---------- Given records ----------

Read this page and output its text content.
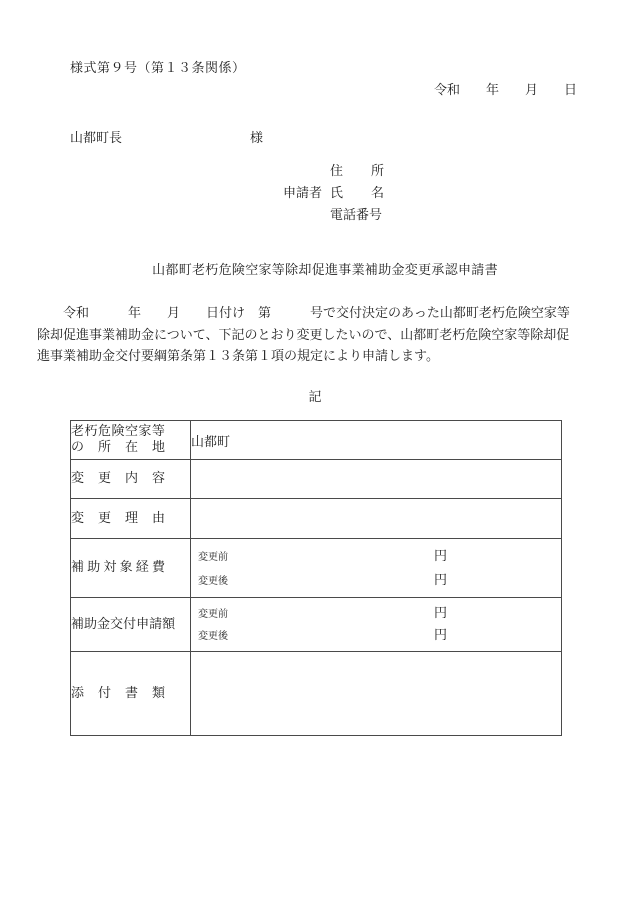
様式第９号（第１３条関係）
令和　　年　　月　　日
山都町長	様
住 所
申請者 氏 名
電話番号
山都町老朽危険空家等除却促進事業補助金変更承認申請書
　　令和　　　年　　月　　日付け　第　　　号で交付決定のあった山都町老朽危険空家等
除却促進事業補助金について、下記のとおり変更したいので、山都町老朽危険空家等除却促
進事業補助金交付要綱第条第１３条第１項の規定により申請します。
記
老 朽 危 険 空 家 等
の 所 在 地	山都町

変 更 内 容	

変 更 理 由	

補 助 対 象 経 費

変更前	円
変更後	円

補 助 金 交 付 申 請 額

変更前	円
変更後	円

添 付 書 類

----------

### Exercise prompt
Leaving all pictures aside, quote each record exactly.

### Result below
Read this page and output its text content.
様式第９号（第１３条関係）
令和　　年　　月　　日
山都町長	様
住 所
申請者 氏 名
電話番号
山都町老朽危険空家等除却促進事業補助金変更承認申請書
　　令和　　　年　　月　　日付け　第　　　号で交付決定のあった山都町老朽危険空家等
除却促進事業補助金について、下記のとおり変更したいので、山都町老朽危険空家等除却促
進事業補助金交付要綱第条第１３条第１項の規定により申請します。
記
老 朽 危 険 空 家 等
の 所 在 地	山都町

変 更 内 容	

変 更 理 由	

補 助 対 象 経 費

変更前	円
変更後	円

補 助 金 交 付 申 請 額

変更前	円
変更後	円

添 付 書 類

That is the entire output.